Compliance Article


Rollovers from Retirement Plans to Roth IRAs
It’s about time!

10/23/2007

Mitch Erdman
Consultant, IRAs/HSAs, Wolters Kluwer Financial Services

“Can I roll my employer plan assets to a Roth IRA?” is a question we’ve heard countless times. Unfortunately the answer has always been, “No, but you may roll employer plan assets to a traditional IRA, and then convert the traditional IRA to a Roth IRA.” In the end, the assets arrived at the intended destination, but in between there was extra time and paperwork. The wait will soon be over. Thanks to the Pension Protection Act (PPA) of 2006, assets of certain eligible retirement plans (ERPs), including plans under Internal Revenue Code (IRC) Sections 401(a), 403(a) and (b), and 457(b), will be eligible for rollover to a Roth IRA. This provision is effective January 1, 2008. Note:  This article does not address rollovers of designated Roth account assets from 401(k) or 403(b) plans.

Who’s Eligible?

The current traditional IRA to Roth IRA conversion eligibility rules apply to ERP-to-Roth IRA rollovers. For example, the modified adjusted gross income (MAGI), whether filing singly or jointly, may not exceed $100,000. Also, a married individual may not convert unless he/she files a joint federal income tax return. Compensation or earned income is not required, nor are there any age restrictions. Note that the $100,000 MAGI limit and the joint filing requirement for married individuals will no longer apply for conversions occurring after December 31, 2009.

-=-=-

According to the article on Roth IRA rollovers, on what date does the provision allowing rollovers from eligible retirement plans to a Roth IRA take effect? The rows that come next are separate material and unrelated to the article on Roth IRA rollovers.

MATERIAL:
-=-=-

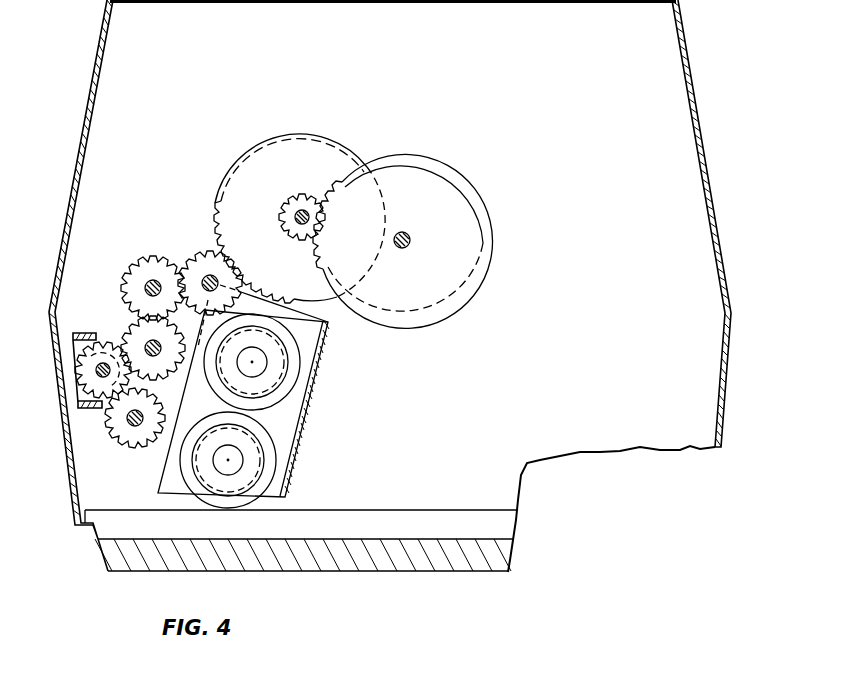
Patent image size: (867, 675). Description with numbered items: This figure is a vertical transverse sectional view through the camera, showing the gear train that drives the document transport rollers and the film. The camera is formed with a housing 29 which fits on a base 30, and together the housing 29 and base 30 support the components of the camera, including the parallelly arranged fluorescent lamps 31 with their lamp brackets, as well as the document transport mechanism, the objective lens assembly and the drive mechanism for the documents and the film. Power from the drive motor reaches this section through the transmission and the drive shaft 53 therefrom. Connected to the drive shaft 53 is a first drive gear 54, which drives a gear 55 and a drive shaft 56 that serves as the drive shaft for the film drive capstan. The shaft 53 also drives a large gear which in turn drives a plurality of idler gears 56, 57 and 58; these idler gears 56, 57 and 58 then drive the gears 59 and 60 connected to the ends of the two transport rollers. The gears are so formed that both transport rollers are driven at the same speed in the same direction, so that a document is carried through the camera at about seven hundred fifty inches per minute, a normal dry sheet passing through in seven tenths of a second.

-=-=-

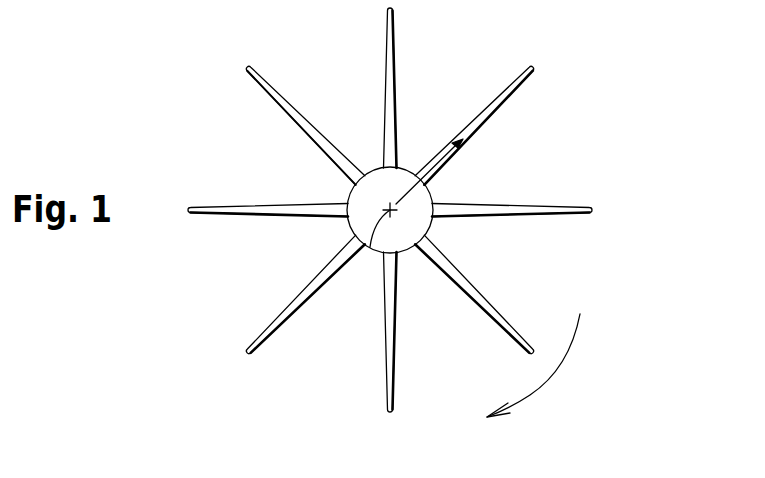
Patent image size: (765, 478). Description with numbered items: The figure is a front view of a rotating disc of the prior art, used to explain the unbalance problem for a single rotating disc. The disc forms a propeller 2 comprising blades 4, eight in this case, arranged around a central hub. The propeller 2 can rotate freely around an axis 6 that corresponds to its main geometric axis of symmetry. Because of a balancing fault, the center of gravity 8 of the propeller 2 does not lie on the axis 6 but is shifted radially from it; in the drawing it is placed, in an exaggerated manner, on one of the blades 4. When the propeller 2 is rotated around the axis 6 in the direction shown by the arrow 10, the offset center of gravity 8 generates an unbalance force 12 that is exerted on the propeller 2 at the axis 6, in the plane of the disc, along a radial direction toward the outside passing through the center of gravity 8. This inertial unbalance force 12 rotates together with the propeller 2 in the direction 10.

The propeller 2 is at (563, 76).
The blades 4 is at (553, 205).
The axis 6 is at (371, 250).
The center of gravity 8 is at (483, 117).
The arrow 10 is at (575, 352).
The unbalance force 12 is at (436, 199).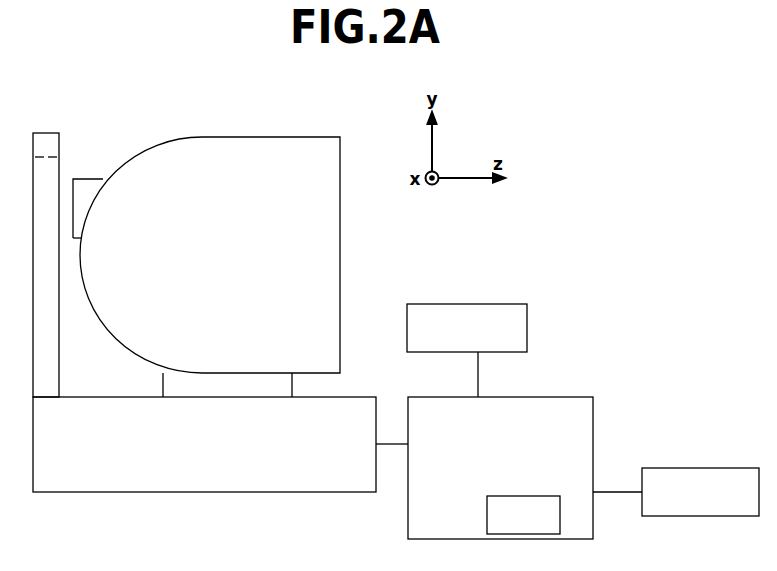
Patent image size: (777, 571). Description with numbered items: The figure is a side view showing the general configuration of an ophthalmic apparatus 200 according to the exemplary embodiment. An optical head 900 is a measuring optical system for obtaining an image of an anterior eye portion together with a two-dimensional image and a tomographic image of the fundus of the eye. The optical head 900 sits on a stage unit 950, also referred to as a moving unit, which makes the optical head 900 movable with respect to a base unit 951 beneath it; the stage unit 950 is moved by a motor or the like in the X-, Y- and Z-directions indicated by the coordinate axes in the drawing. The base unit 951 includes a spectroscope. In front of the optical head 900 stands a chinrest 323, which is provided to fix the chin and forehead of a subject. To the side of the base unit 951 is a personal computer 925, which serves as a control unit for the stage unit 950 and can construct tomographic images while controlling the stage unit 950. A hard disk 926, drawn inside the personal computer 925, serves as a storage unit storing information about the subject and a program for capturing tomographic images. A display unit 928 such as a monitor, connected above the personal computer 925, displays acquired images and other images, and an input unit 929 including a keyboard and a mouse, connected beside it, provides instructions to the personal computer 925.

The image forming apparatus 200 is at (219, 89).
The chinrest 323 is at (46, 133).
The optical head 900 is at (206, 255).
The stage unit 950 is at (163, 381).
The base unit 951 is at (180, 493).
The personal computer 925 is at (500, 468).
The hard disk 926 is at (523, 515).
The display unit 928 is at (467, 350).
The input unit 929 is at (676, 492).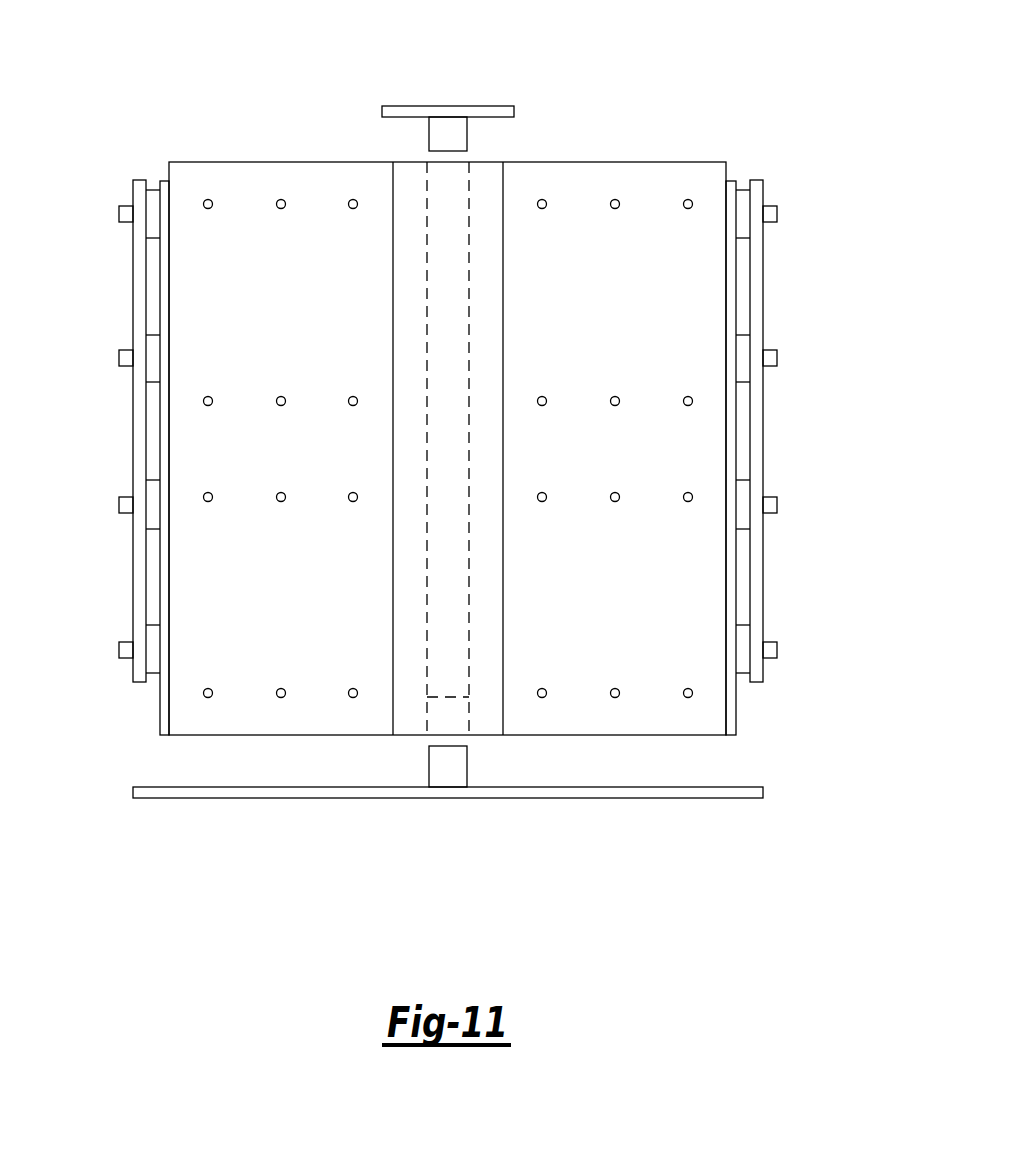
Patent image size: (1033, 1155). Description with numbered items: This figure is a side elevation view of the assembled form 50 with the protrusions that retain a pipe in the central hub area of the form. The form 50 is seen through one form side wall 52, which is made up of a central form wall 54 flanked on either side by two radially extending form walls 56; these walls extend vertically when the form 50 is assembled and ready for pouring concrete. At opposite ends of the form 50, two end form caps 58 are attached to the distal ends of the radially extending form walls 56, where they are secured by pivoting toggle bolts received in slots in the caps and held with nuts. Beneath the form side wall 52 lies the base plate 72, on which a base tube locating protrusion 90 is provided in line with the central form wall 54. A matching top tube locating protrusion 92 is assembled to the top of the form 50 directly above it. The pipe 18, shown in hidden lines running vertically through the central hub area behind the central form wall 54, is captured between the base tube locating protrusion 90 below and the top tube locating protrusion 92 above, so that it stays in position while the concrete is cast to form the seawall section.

-=-=-

RESULT BELOW: January 1, 2008.